___ GIVEN RECORDS

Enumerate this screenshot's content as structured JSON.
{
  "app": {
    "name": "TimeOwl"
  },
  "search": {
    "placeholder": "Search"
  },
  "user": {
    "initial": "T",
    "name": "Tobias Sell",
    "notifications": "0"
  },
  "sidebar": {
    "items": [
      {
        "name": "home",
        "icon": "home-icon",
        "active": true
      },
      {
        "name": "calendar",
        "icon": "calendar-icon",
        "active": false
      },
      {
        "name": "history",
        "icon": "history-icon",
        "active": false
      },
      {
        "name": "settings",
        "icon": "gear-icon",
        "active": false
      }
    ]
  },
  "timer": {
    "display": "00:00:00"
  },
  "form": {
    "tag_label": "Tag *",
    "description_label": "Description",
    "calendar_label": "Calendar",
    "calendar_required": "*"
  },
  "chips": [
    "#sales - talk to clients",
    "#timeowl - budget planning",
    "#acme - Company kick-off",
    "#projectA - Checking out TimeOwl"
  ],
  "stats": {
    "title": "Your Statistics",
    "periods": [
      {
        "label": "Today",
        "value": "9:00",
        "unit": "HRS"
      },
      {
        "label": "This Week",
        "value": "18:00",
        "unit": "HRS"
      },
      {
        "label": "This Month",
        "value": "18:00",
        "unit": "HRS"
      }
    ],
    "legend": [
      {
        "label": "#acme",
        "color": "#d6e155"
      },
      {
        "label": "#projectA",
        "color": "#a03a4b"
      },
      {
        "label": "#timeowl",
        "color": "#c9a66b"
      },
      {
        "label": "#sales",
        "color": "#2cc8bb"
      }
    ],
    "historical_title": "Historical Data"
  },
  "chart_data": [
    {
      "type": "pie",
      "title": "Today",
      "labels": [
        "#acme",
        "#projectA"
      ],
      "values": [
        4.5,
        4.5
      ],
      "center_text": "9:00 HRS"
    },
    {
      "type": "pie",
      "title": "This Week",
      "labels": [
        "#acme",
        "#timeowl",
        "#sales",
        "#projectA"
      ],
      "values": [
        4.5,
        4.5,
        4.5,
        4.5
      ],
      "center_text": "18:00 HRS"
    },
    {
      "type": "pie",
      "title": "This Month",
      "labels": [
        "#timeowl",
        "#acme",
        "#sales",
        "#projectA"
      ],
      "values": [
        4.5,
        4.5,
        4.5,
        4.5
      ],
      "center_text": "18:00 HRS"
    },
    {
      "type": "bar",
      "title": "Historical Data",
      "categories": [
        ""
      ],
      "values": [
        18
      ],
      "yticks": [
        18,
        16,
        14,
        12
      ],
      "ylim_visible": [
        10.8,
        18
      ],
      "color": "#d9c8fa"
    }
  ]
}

______

TASK TO CARRY OUT:
Each line of the material must be restated exactly.

EXERCISE OUTPUT:
Enumerate this screenshot's content as structured JSON.
{
  "app": {
    "name": "TimeOwl"
  },
  "search": {
    "placeholder": "Search"
  },
  "user": {
    "initial": "T",
    "name": "Tobias Sell",
    "notifications": "0"
  },
  "sidebar": {
    "items": [
      {
        "name": "home",
        "icon": "home-icon",
        "active": true
      },
      {
        "name": "calendar",
        "icon": "calendar-icon",
        "active": false
      },
      {
        "name": "history",
        "icon": "history-icon",
        "active": false
      },
      {
        "name": "settings",
        "icon": "gear-icon",
        "active": false
      }
    ]
  },
  "timer": {
    "display": "00:00:00"
  },
  "form": {
    "tag_label": "Tag *",
    "description_label": "Description",
    "calendar_label": "Calendar",
    "calendar_required": "*"
  },
  "chips": [
    "#sales - talk to clients",
    "#timeowl - budget planning",
    "#acme - Company kick-off",
    "#projectA - Checking out TimeOwl"
  ],
  "stats": {
    "title": "Your Statistics",
    "periods": [
      {
        "label": "Today",
        "value": "9:00",
        "unit": "HRS"
      },
      {
        "label": "This Week",
        "value": "18:00",
        "unit": "HRS"
      },
      {
        "label": "This Month",
        "value": "18:00",
        "unit": "HRS"
      }
    ],
    "legend": [
      {
        "label": "#acme",
        "color": "#d6e155"
      },
      {
        "label": "#projectA",
        "color": "#a03a4b"
      },
      {
        "label": "#timeowl",
        "color": "#c9a66b"
      },
      {
        "label": "#sales",
        "color": "#2cc8bb"
      }
    ],
    "historical_title": "Historical Data"
  },
  "chart_data": [
    {
      "type": "pie",
      "title": "Today",
      "labels": [
        "#acme",
        "#projectA"
      ],
      "values": [
        4.5,
        4.5
      ],
      "center_text": "9:00 HRS"
    },
    {
      "type": "pie",
      "title": "This Week",
      "labels": [
        "#acme",
        "#timeowl",
        "#sales",
        "#projectA"
      ],
      "values": [
        4.5,
        4.5,
        4.5,
        4.5
      ],
      "center_text": "18:00 HRS"
    },
    {
      "type": "pie",
      "title": "This Month",
      "labels": [
        "#timeowl",
        "#acme",
        "#sales",
        "#projectA"
      ],
      "values": [
        4.5,
        4.5,
        4.5,
        4.5
      ],
      "center_text": "18:00 HRS"
    },
    {
      "type": "bar",
      "title": "Historical Data",
      "categories": [
        ""
      ],
      "values": [
        18
      ],
      "yticks": [
        18,
        16,
        14,
        12
      ],
      "ylim_visible": [
        10.8,
        18
      ],
      "color": "#d9c8fa"
    }
  ]
}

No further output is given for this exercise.